> Work required
Copy out the whole listing exactly as written, leaving the pictures behind.

Data entries

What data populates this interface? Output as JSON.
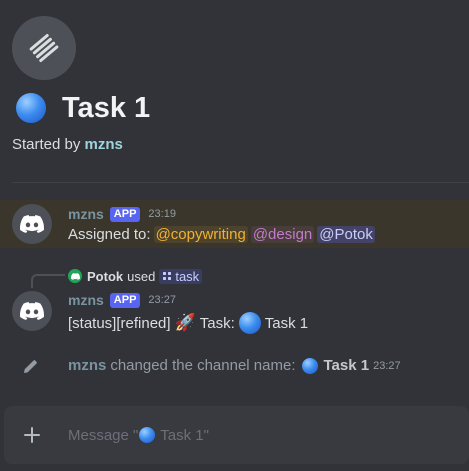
{
  "thread": {
    "title": "Task 1",
    "started_by_prefix": "Started by",
    "started_by_user": "mzns"
  },
  "messages": [
    {
      "author": "mzns",
      "badge": "APP",
      "time": "23:19",
      "text_prefix": "Assigned to:",
      "mentions": [
        "@copywriting",
        "@design",
        "@Potok"
      ]
    },
    {
      "reply_user": "Potok",
      "reply_used": "used",
      "reply_command": "task",
      "author": "mzns",
      "badge": "APP",
      "time": "23:27",
      "text_prefix": "[status][refined]",
      "rocket": "🚀",
      "text_task": "Task:",
      "text_task_name": "Task 1"
    }
  ],
  "system": {
    "author": "mzns",
    "text": "changed the channel name:",
    "channel": "Task 1",
    "time": "23:27"
  },
  "composer": {
    "placeholder_prefix": "Message \"",
    "placeholder_name": " Task 1\""
  },
  "colors": {
    "background": "#313338",
    "highlight": "#3b362c",
    "app_badge": "#5865f2",
    "role_copywriting": "#f0b232",
    "role_design": "#c27cc9"
  },
  "icons": {
    "thread_avatar": "thread-logo-icon",
    "bot_avatar": "discord-logo-icon",
    "system": "pencil-icon",
    "composer": "plus-icon"
  }
}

> Final answer
What data populates this interface? Output as JSON.
{
  "thread": {
    "title": "Task 1",
    "started_by_prefix": "Started by",
    "started_by_user": "mzns"
  },
  "messages": [
    {
      "author": "mzns",
      "badge": "APP",
      "time": "23:19",
      "text_prefix": "Assigned to:",
      "mentions": [
        "@copywriting",
        "@design",
        "@Potok"
      ]
    },
    {
      "reply_user": "Potok",
      "reply_used": "used",
      "reply_command": "task",
      "author": "mzns",
      "badge": "APP",
      "time": "23:27",
      "text_prefix": "[status][refined]",
      "rocket": "🚀",
      "text_task": "Task:",
      "text_task_name": "Task 1"
    }
  ],
  "system": {
    "author": "mzns",
    "text": "changed the channel name:",
    "channel": "Task 1",
    "time": "23:27"
  },
  "composer": {
    "placeholder_prefix": "Message \"",
    "placeholder_name": " Task 1\""
  },
  "colors": {
    "background": "#313338",
    "highlight": "#3b362c",
    "app_badge": "#5865f2",
    "role_copywriting": "#f0b232",
    "role_design": "#c27cc9"
  },
  "icons": {
    "thread_avatar": "thread-logo-icon",
    "bot_avatar": "discord-logo-icon",
    "system": "pencil-icon",
    "composer": "plus-icon"
  }
}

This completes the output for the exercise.